** STATED EXERCISE **
With the pictures omitted, write out the entries that follow exactly as they stand.

** RECORD EXTRACTS **

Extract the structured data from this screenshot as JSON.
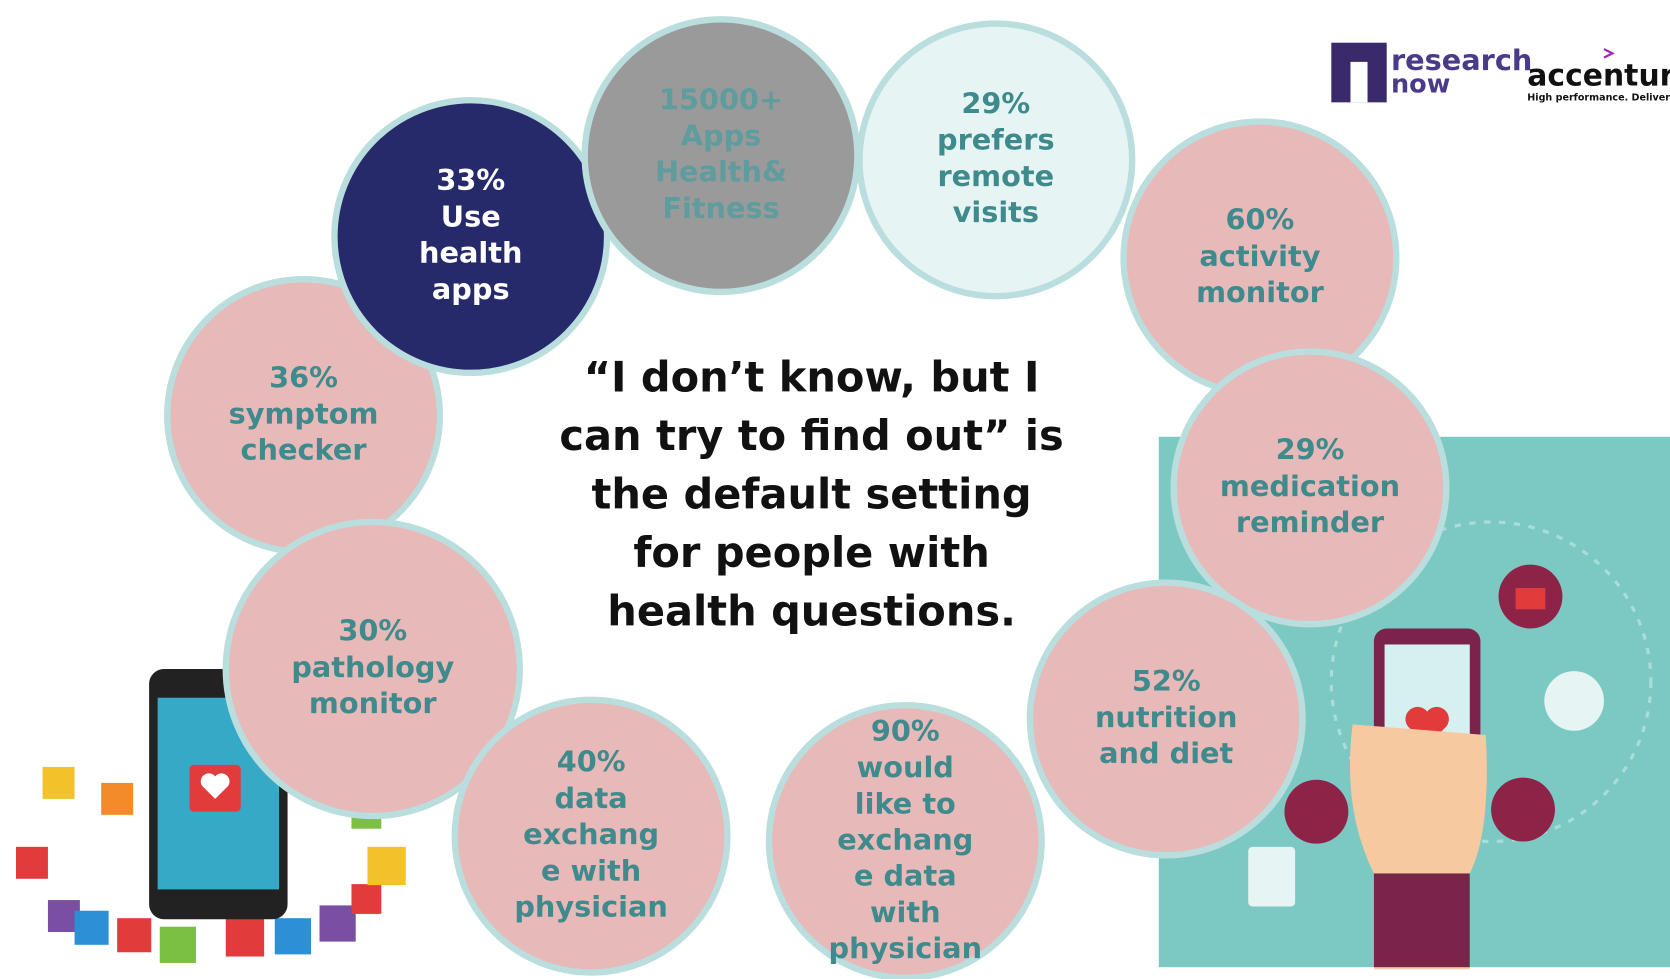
{
  "logos": {
    "research": "research",
    "now": "now",
    "accenture": "accenture",
    "tagline": "High performance. Delivered."
  },
  "quote": [
    "“I don’t know, but I",
    "can try to find out” is",
    "the default setting",
    "for people with",
    "health questions."
  ],
  "bubbles": [
    {
      "lines": [
        "33%",
        "Use",
        "health",
        "apps"
      ]
    },
    {
      "lines": [
        "15000+",
        "Apps",
        "Health&",
        "Fitness"
      ]
    },
    {
      "lines": [
        "29%",
        "prefers",
        "remote",
        "visits"
      ]
    },
    {
      "lines": [
        "60%",
        "activity",
        "monitor"
      ]
    },
    {
      "lines": [
        "29%",
        "medication",
        "reminder"
      ]
    },
    {
      "lines": [
        "52%",
        "nutrition",
        "and diet"
      ]
    },
    {
      "lines": [
        "90%",
        "would",
        "like to",
        "exchang",
        "e data",
        "with",
        "physician"
      ]
    },
    {
      "lines": [
        "40%",
        "data",
        "exchang",
        "e with",
        "physician"
      ]
    },
    {
      "lines": [
        "30%",
        "pathology",
        "monitor"
      ]
    },
    {
      "lines": [
        "36%",
        "symptom",
        "checker"
      ]
    }
  ]
}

** OUTPUT OF THE EXERCISE **
Extract the structured data from this screenshot as JSON.
{
  "logos": {
    "research": "research",
    "now": "now",
    "accenture": "accenture",
    "tagline": "High performance. Delivered."
  },
  "quote": [
    "“I don’t know, but I",
    "can try to find out” is",
    "the default setting",
    "for people with",
    "health questions."
  ],
  "bubbles": [
    {
      "lines": [
        "33%",
        "Use",
        "health",
        "apps"
      ]
    },
    {
      "lines": [
        "15000+",
        "Apps",
        "Health&",
        "Fitness"
      ]
    },
    {
      "lines": [
        "29%",
        "prefers",
        "remote",
        "visits"
      ]
    },
    {
      "lines": [
        "60%",
        "activity",
        "monitor"
      ]
    },
    {
      "lines": [
        "29%",
        "medication",
        "reminder"
      ]
    },
    {
      "lines": [
        "52%",
        "nutrition",
        "and diet"
      ]
    },
    {
      "lines": [
        "90%",
        "would",
        "like to",
        "exchang",
        "e data",
        "with",
        "physician"
      ]
    },
    {
      "lines": [
        "40%",
        "data",
        "exchang",
        "e with",
        "physician"
      ]
    },
    {
      "lines": [
        "30%",
        "pathology",
        "monitor"
      ]
    },
    {
      "lines": [
        "36%",
        "symptom",
        "checker"
      ]
    }
  ]
}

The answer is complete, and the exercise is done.